#### Task prompt:
According to the passage on Göbekli Tepe and Şanlıurfa, what other name is the Urfa Man known by?

Practical notes. The hill is exposed and there is little natural shade away from the canopy, so the heat can be punishing in the warmer months. Bring water, sun protection and a hat, and wear sturdy, closed shoes — the ground and walkways are uneven and dusty. There is little reason to hurry; an early-morning or late-afternoon visit is far more comfortable than the middle of the day. Allow time afterwards for the Şanlıurfa museum, where most of the finds actually live.

Şanlıurfa and the wider Taş Tepeler

The site makes most sense paired with the city it belongs to. Şanlıurfa — often simply Urfa — is an ancient pilgrimage city in its own right, and the Şanlıurfa Archaeology Museum is essential to understanding Göbekli Tepe, because that is where the key portable finds are displayed. Chief among them is the so-called Urfa Man, or Balıklıgöl statue, a carved stone figure that ranks among the oldest known life-size sculptures of a human being. Seeing it alongside the museum's reconstructions gives the bare enclosures on the hill a human face.

In the heart of the old city are the sacred carp pools of Balıklıgöl, fed by springs and tied in local tradition to the prophet Abraham. The pools, their mosques and the surrounding bazaar make Şanlıurfa worth a day in itself rather than a quick stop on the way to the dig.

Göbekli Tepe is also no longer thought of in isolation. It is the most famous of a cluster of related sites across the region known collectively as the Taş Tepeler, the "stone hills" — early Neolithic places that share the T-shaped pillar tradition. Karahan Tepe, southeast of Şanlıurfa, is the best known of these neighbours; excavations there have revealed enclosures, pillars and carved heads of their own, and the wider Taş Tepeler project is steadily showing that Göbekli Tepe was one node in a much larger world of monument-builders.

Annotated region listings:
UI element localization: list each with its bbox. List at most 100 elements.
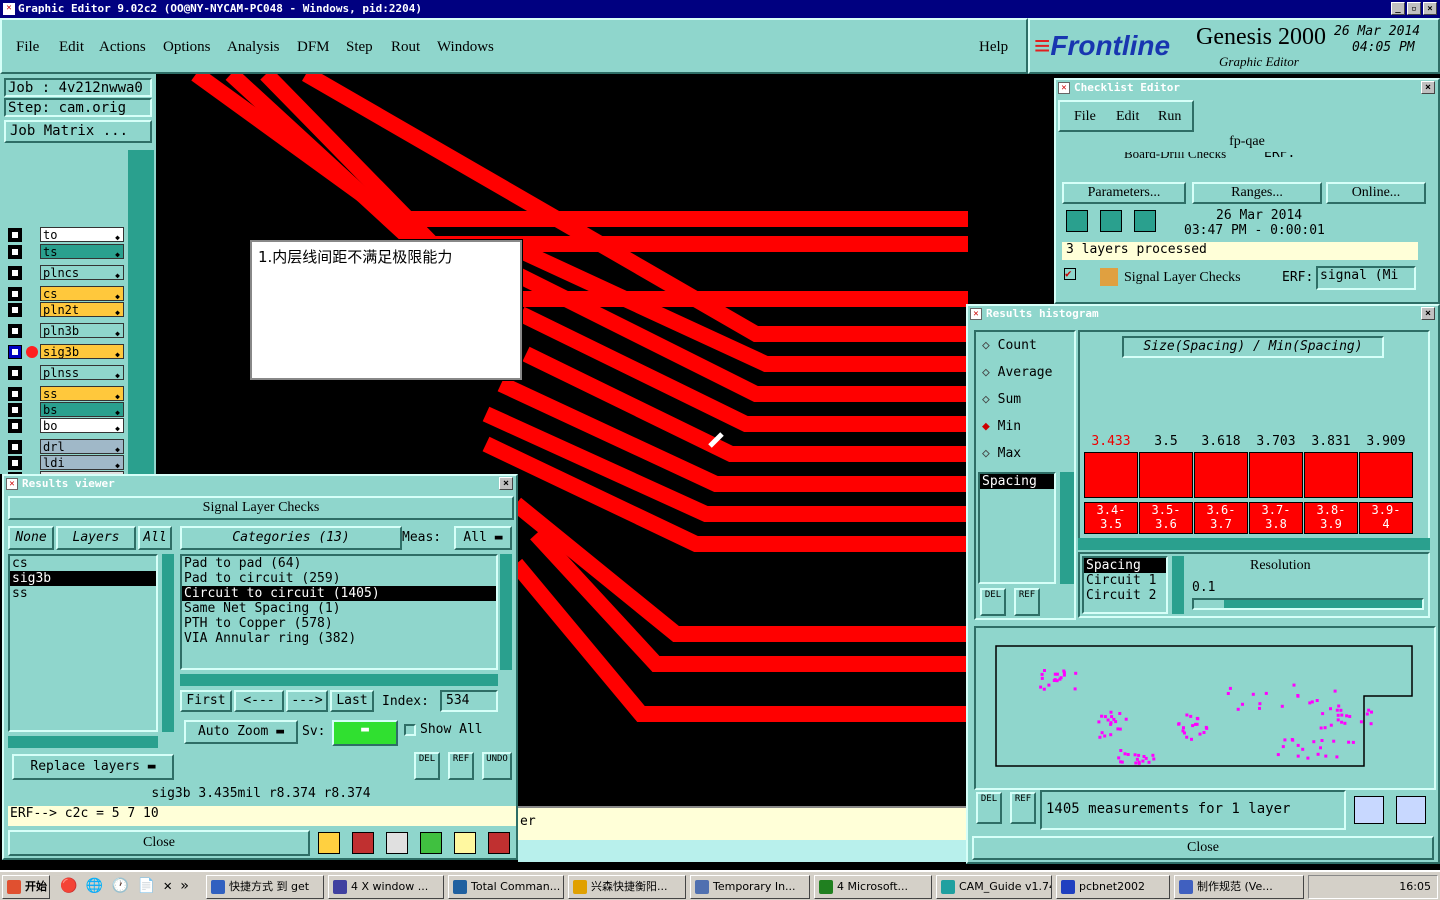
attr-scrollbar[interactable] xyxy=(1172,556,1184,614)
prev-button[interactable]: <--- xyxy=(234,690,284,712)
start-button[interactable]: 开始 xyxy=(2,875,50,899)
layer-name[interactable]: pln3b ◆ xyxy=(40,323,124,338)
categories-scrollbar[interactable] xyxy=(500,554,512,670)
record-icon[interactable] xyxy=(352,832,374,854)
histogram-bar[interactable] xyxy=(1249,452,1303,498)
index-input[interactable]: 534 xyxy=(440,690,498,712)
step-icon[interactable] xyxy=(420,832,442,854)
layer-checkbox[interactable] xyxy=(8,456,22,470)
layer-row[interactable]: bs ◆ xyxy=(6,402,124,418)
layer-checkbox[interactable] xyxy=(8,287,22,301)
ranges-button[interactable]: Ranges... xyxy=(1192,182,1322,204)
taskbar-item[interactable]: 4 Microsoft... xyxy=(814,875,932,899)
info-icon[interactable] xyxy=(318,832,340,854)
maximize-button[interactable]: ▫ xyxy=(1407,2,1421,15)
layer-checkbox[interactable] xyxy=(8,303,22,317)
layer-row[interactable]: cs ◆ xyxy=(6,286,124,302)
layers-scrollbar[interactable] xyxy=(162,554,174,732)
none-button[interactable]: None xyxy=(8,526,54,550)
taskbar-item[interactable]: 制作规范 (Ve... xyxy=(1174,875,1304,899)
layer-name[interactable]: to ◆ xyxy=(40,227,124,242)
histogram-bar[interactable] xyxy=(1359,452,1413,498)
ref-button[interactable]: REF xyxy=(1010,792,1036,824)
layer-row[interactable]: drl ◆ xyxy=(6,439,124,455)
menu-help[interactable]: Help xyxy=(979,39,1008,56)
replace-layers-dropdown[interactable]: Replace layers ▬ xyxy=(12,754,174,780)
layer-row[interactable]: plncs ◆ xyxy=(6,265,124,281)
layer-name[interactable]: bs ◆ xyxy=(40,402,124,417)
layer-name[interactable]: cs ◆ xyxy=(40,286,124,301)
delete-icon[interactable] xyxy=(386,832,408,854)
stop-icon[interactable] xyxy=(1134,210,1156,232)
layer-checkbox[interactable] xyxy=(8,324,22,338)
signal-checks-checkbox[interactable]: ✔ xyxy=(1064,268,1076,280)
layers-hscrollbar[interactable] xyxy=(8,736,158,748)
first-button[interactable]: First xyxy=(180,690,232,712)
layer-checkbox[interactable] xyxy=(8,419,22,433)
next-button[interactable]: ---> xyxy=(286,690,328,712)
histogram-bar[interactable] xyxy=(1194,452,1248,498)
layer-row[interactable]: plnss ◆ xyxy=(6,365,124,381)
resolution-slider[interactable] xyxy=(1192,598,1424,610)
menu-edit[interactable]: Edit xyxy=(59,39,84,56)
menu-options[interactable]: Options xyxy=(163,39,211,56)
category-list-item[interactable]: Pad to pad (64) xyxy=(182,556,496,571)
layer-name[interactable]: plnss ◆ xyxy=(40,365,124,380)
menu-actions[interactable]: Actions xyxy=(99,39,146,56)
export-icon[interactable] xyxy=(1396,796,1426,824)
autozoom-dropdown[interactable]: Auto Zoom ▬ xyxy=(184,720,298,744)
layer-checkbox[interactable] xyxy=(8,266,22,280)
stat-option-sum[interactable]: ◇ Sum xyxy=(982,392,1021,407)
category-list-item[interactable]: VIA Annular ring (382) xyxy=(182,631,496,646)
menu-analysis[interactable]: Analysis xyxy=(227,39,280,56)
parameters-button[interactable]: Parameters... xyxy=(1062,182,1186,204)
layer-name[interactable]: ldi ◆ xyxy=(40,455,124,470)
layer-checkbox[interactable] xyxy=(8,440,22,454)
menu-rout[interactable]: Rout xyxy=(391,39,420,56)
stat-option-average[interactable]: ◇ Average xyxy=(982,365,1052,380)
stat-option-max[interactable]: ◇ Max xyxy=(982,446,1021,461)
menu-dfm[interactable]: DFM xyxy=(297,39,330,56)
layer-name[interactable]: pln2t ◆ xyxy=(40,302,124,317)
layer-checkbox[interactable] xyxy=(8,366,22,380)
quicklaunch-icons[interactable]: 🔴 🌐 🕐 📄 ✕ » xyxy=(60,878,189,894)
checklist-menu-run[interactable]: Run xyxy=(1158,109,1181,125)
layer-name[interactable]: plncs ◆ xyxy=(40,265,124,280)
layer-row[interactable]: ldi ◆ xyxy=(6,455,124,471)
stat-option-count[interactable]: ◇ Count xyxy=(982,338,1037,353)
taskbar-item[interactable]: CAM_Guide v1.74 xyxy=(936,875,1052,899)
undo-button[interactable]: UNDO xyxy=(482,752,512,780)
menu-file[interactable]: File xyxy=(16,39,39,56)
taskbar-item[interactable]: Temporary In... xyxy=(690,875,810,899)
stat-list[interactable]: Spacing xyxy=(978,472,1056,584)
all-layers-button[interactable]: All xyxy=(138,526,172,550)
layer-checkbox[interactable] xyxy=(8,245,22,259)
layer-name[interactable]: bo ◆ xyxy=(40,418,124,433)
layer-checkbox[interactable] xyxy=(8,345,22,359)
layer-row[interactable]: ts ◆ xyxy=(6,244,124,260)
layer-checkbox[interactable] xyxy=(8,403,22,417)
taskbar-item[interactable]: pcbnet2002 xyxy=(1056,875,1170,899)
run-icon[interactable] xyxy=(1066,210,1088,232)
slider-thumb[interactable] xyxy=(1194,600,1224,608)
close-icon[interactable]: × xyxy=(1421,81,1435,94)
category-list-item[interactable]: Circuit to circuit (1405) xyxy=(182,586,496,601)
run-selected-icon[interactable] xyxy=(1100,210,1122,232)
sv-color-dropdown[interactable]: ▬ xyxy=(332,720,398,746)
show-all-checkbox[interactable] xyxy=(404,724,416,736)
del-button[interactable]: DEL xyxy=(414,752,440,780)
taskbar-item[interactable]: Total Comman... xyxy=(448,875,564,899)
stat-option-min[interactable]: ◆ Min xyxy=(982,419,1021,434)
layer-scrollbar[interactable] xyxy=(128,150,154,474)
taskbar-item[interactable]: 快捷方式 到 get xyxy=(206,875,324,899)
job-matrix-button[interactable]: Job Matrix ... xyxy=(4,120,152,143)
histogram-close-button[interactable]: Close xyxy=(972,836,1434,860)
del-button[interactable]: DEL xyxy=(980,588,1006,616)
layer-row[interactable]: bo ◆ xyxy=(6,418,124,434)
layer-row[interactable]: sig3b ◆ xyxy=(6,344,124,360)
layer-list-item[interactable]: cs xyxy=(10,556,156,571)
signal-checks-row[interactable]: ✔ Signal Layer Checks ERF: signal (Mi xyxy=(1062,266,1418,292)
last-button[interactable]: Last xyxy=(330,690,374,712)
online-button[interactable]: Online... xyxy=(1326,182,1426,204)
checklist-menu-file[interactable]: File xyxy=(1074,109,1096,125)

#### Written solution:
The Balıklıgöl statue.